What the exercise asks:
All entries below are to be set down again, identical to the source.

-------- Input data --------

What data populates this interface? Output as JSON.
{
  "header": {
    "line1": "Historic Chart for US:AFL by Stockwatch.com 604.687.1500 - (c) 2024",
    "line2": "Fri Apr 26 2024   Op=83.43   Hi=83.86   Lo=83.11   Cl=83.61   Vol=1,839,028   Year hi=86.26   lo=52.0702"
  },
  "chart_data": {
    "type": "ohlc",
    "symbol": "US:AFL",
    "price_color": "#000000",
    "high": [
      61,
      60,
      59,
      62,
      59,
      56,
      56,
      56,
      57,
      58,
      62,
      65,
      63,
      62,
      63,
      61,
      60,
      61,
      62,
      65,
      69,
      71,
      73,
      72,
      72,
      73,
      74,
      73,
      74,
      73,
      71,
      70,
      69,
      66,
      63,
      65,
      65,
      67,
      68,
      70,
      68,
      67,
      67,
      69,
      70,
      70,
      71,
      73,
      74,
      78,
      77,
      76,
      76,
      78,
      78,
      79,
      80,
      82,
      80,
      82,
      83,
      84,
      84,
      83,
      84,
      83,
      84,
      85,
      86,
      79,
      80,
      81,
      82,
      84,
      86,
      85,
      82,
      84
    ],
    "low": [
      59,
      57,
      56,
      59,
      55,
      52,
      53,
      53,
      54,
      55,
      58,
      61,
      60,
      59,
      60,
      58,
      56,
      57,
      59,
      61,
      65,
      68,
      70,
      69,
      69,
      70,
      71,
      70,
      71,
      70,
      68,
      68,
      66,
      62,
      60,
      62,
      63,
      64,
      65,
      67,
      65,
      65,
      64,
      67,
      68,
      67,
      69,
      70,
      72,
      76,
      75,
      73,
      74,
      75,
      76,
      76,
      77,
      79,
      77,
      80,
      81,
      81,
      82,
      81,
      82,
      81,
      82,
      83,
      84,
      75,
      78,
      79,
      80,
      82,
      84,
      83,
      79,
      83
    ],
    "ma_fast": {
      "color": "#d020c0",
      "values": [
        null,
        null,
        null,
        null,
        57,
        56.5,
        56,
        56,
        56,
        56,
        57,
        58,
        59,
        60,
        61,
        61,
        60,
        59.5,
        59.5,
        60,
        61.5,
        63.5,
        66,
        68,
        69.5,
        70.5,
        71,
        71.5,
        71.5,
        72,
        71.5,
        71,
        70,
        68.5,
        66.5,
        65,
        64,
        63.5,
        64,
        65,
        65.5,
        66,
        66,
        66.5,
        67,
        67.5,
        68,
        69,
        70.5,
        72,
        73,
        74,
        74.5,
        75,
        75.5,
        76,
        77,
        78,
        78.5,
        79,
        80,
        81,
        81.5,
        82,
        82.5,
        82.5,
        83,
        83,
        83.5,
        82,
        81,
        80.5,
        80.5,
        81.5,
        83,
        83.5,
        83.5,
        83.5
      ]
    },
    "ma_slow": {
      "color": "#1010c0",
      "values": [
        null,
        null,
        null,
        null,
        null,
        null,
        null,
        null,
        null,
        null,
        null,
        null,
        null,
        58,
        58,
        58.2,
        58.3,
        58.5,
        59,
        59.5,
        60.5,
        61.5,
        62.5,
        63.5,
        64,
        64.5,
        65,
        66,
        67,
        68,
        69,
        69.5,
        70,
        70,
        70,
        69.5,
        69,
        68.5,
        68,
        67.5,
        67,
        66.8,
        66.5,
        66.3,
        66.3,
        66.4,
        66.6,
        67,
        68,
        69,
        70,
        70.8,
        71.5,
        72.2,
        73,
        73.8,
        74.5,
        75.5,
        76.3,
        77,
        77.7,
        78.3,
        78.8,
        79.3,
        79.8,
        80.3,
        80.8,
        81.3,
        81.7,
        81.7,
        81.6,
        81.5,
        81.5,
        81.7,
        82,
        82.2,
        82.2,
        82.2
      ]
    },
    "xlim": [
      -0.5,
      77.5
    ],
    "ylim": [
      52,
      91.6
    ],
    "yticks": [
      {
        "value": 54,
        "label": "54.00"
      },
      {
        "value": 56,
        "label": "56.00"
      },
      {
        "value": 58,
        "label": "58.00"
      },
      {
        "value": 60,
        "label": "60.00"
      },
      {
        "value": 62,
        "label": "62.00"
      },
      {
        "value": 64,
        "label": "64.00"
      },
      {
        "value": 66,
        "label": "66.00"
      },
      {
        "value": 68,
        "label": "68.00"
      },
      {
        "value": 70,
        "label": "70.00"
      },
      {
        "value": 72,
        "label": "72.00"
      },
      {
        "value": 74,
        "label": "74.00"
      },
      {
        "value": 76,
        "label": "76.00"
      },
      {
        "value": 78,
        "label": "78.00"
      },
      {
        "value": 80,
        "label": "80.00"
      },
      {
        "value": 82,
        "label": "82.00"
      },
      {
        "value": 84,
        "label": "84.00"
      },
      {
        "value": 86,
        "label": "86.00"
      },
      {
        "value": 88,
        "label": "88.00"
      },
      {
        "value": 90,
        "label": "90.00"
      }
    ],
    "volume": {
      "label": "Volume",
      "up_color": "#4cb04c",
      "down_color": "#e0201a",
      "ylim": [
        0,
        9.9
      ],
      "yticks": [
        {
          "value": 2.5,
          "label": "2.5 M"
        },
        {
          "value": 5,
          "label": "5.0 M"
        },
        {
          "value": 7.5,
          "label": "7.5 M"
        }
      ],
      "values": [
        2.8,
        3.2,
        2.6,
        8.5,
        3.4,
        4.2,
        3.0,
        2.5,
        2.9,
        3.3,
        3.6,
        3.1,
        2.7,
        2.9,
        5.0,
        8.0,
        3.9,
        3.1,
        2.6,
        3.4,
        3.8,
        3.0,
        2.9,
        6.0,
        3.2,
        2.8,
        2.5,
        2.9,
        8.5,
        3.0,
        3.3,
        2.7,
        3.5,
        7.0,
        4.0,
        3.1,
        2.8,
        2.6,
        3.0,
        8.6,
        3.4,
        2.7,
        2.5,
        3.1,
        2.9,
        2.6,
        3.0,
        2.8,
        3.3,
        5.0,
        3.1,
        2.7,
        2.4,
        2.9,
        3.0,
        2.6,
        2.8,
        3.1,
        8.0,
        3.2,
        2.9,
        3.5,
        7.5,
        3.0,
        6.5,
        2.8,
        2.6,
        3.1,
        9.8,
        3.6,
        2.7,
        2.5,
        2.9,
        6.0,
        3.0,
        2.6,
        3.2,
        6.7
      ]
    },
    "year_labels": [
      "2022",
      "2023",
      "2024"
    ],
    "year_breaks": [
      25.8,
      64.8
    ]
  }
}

--------

Correct answer:
What data populates this interface? Output as JSON.
{
  "header": {
    "line1": "Historic Chart for US:AFL by Stockwatch.com 604.687.1500 - (c) 2024",
    "line2": "Fri Apr 26 2024   Op=83.43   Hi=83.86   Lo=83.11   Cl=83.61   Vol=1,839,028   Year hi=86.26   lo=52.0702"
  },
  "chart_data": {
    "type": "ohlc",
    "symbol": "US:AFL",
    "price_color": "#000000",
    "high": [
      61,
      60,
      59,
      62,
      59,
      56,
      56,
      56,
      57,
      58,
      62,
      65,
      63,
      62,
      63,
      61,
      60,
      61,
      62,
      65,
      69,
      71,
      73,
      72,
      72,
      73,
      74,
      73,
      74,
      73,
      71,
      70,
      69,
      66,
      63,
      65,
      65,
      67,
      68,
      70,
      68,
      67,
      67,
      69,
      70,
      70,
      71,
      73,
      74,
      78,
      77,
      76,
      76,
      78,
      78,
      79,
      80,
      82,
      80,
      82,
      83,
      84,
      84,
      83,
      84,
      83,
      84,
      85,
      86,
      79,
      80,
      81,
      82,
      84,
      86,
      85,
      82,
      84
    ],
    "low": [
      59,
      57,
      56,
      59,
      55,
      52,
      53,
      53,
      54,
      55,
      58,
      61,
      60,
      59,
      60,
      58,
      56,
      57,
      59,
      61,
      65,
      68,
      70,
      69,
      69,
      70,
      71,
      70,
      71,
      70,
      68,
      68,
      66,
      62,
      60,
      62,
      63,
      64,
      65,
      67,
      65,
      65,
      64,
      67,
      68,
      67,
      69,
      70,
      72,
      76,
      75,
      73,
      74,
      75,
      76,
      76,
      77,
      79,
      77,
      80,
      81,
      81,
      82,
      81,
      82,
      81,
      82,
      83,
      84,
      75,
      78,
      79,
      80,
      82,
      84,
      83,
      79,
      83
    ],
    "ma_fast": {
      "color": "#d020c0",
      "values": [
        null,
        null,
        null,
        null,
        57,
        56.5,
        56,
        56,
        56,
        56,
        57,
        58,
        59,
        60,
        61,
        61,
        60,
        59.5,
        59.5,
        60,
        61.5,
        63.5,
        66,
        68,
        69.5,
        70.5,
        71,
        71.5,
        71.5,
        72,
        71.5,
        71,
        70,
        68.5,
        66.5,
        65,
        64,
        63.5,
        64,
        65,
        65.5,
        66,
        66,
        66.5,
        67,
        67.5,
        68,
        69,
        70.5,
        72,
        73,
        74,
        74.5,
        75,
        75.5,
        76,
        77,
        78,
        78.5,
        79,
        80,
        81,
        81.5,
        82,
        82.5,
        82.5,
        83,
        83,
        83.5,
        82,
        81,
        80.5,
        80.5,
        81.5,
        83,
        83.5,
        83.5,
        83.5
      ]
    },
    "ma_slow": {
      "color": "#1010c0",
      "values": [
        null,
        null,
        null,
        null,
        null,
        null,
        null,
        null,
        null,
        null,
        null,
        null,
        null,
        58,
        58,
        58.2,
        58.3,
        58.5,
        59,
        59.5,
        60.5,
        61.5,
        62.5,
        63.5,
        64,
        64.5,
        65,
        66,
        67,
        68,
        69,
        69.5,
        70,
        70,
        70,
        69.5,
        69,
        68.5,
        68,
        67.5,
        67,
        66.8,
        66.5,
        66.3,
        66.3,
        66.4,
        66.6,
        67,
        68,
        69,
        70,
        70.8,
        71.5,
        72.2,
        73,
        73.8,
        74.5,
        75.5,
        76.3,
        77,
        77.7,
        78.3,
        78.8,
        79.3,
        79.8,
        80.3,
        80.8,
        81.3,
        81.7,
        81.7,
        81.6,
        81.5,
        81.5,
        81.7,
        82,
        82.2,
        82.2,
        82.2
      ]
    },
    "xlim": [
      -0.5,
      77.5
    ],
    "ylim": [
      52,
      91.6
    ],
    "yticks": [
      {
        "value": 54,
        "label": "54.00"
      },
      {
        "value": 56,
        "label": "56.00"
      },
      {
        "value": 58,
        "label": "58.00"
      },
      {
        "value": 60,
        "label": "60.00"
      },
      {
        "value": 62,
        "label": "62.00"
      },
      {
        "value": 64,
        "label": "64.00"
      },
      {
        "value": 66,
        "label": "66.00"
      },
      {
        "value": 68,
        "label": "68.00"
      },
      {
        "value": 70,
        "label": "70.00"
      },
      {
        "value": 72,
        "label": "72.00"
      },
      {
        "value": 74,
        "label": "74.00"
      },
      {
        "value": 76,
        "label": "76.00"
      },
      {
        "value": 78,
        "label": "78.00"
      },
      {
        "value": 80,
        "label": "80.00"
      },
      {
        "value": 82,
        "label": "82.00"
      },
      {
        "value": 84,
        "label": "84.00"
      },
      {
        "value": 86,
        "label": "86.00"
      },
      {
        "value": 88,
        "label": "88.00"
      },
      {
        "value": 90,
        "label": "90.00"
      }
    ],
    "volume": {
      "label": "Volume",
      "up_color": "#4cb04c",
      "down_color": "#e0201a",
      "ylim": [
        0,
        9.9
      ],
      "yticks": [
        {
          "value": 2.5,
          "label": "2.5 M"
        },
        {
          "value": 5,
          "label": "5.0 M"
        },
        {
          "value": 7.5,
          "label": "7.5 M"
        }
      ],
      "values": [
        2.8,
        3.2,
        2.6,
        8.5,
        3.4,
        4.2,
        3.0,
        2.5,
        2.9,
        3.3,
        3.6,
        3.1,
        2.7,
        2.9,
        5.0,
        8.0,
        3.9,
        3.1,
        2.6,
        3.4,
        3.8,
        3.0,
        2.9,
        6.0,
        3.2,
        2.8,
        2.5,
        2.9,
        8.5,
        3.0,
        3.3,
        2.7,
        3.5,
        7.0,
        4.0,
        3.1,
        2.8,
        2.6,
        3.0,
        8.6,
        3.4,
        2.7,
        2.5,
        3.1,
        2.9,
        2.6,
        3.0,
        2.8,
        3.3,
        5.0,
        3.1,
        2.7,
        2.4,
        2.9,
        3.0,
        2.6,
        2.8,
        3.1,
        8.0,
        3.2,
        2.9,
        3.5,
        7.5,
        3.0,
        6.5,
        2.8,
        2.6,
        3.1,
        9.8,
        3.6,
        2.7,
        2.5,
        2.9,
        6.0,
        3.0,
        2.6,
        3.2,
        6.7
      ]
    },
    "year_labels": [
      "2022",
      "2023",
      "2024"
    ],
    "year_breaks": [
      25.8,
      64.8
    ]
  }
}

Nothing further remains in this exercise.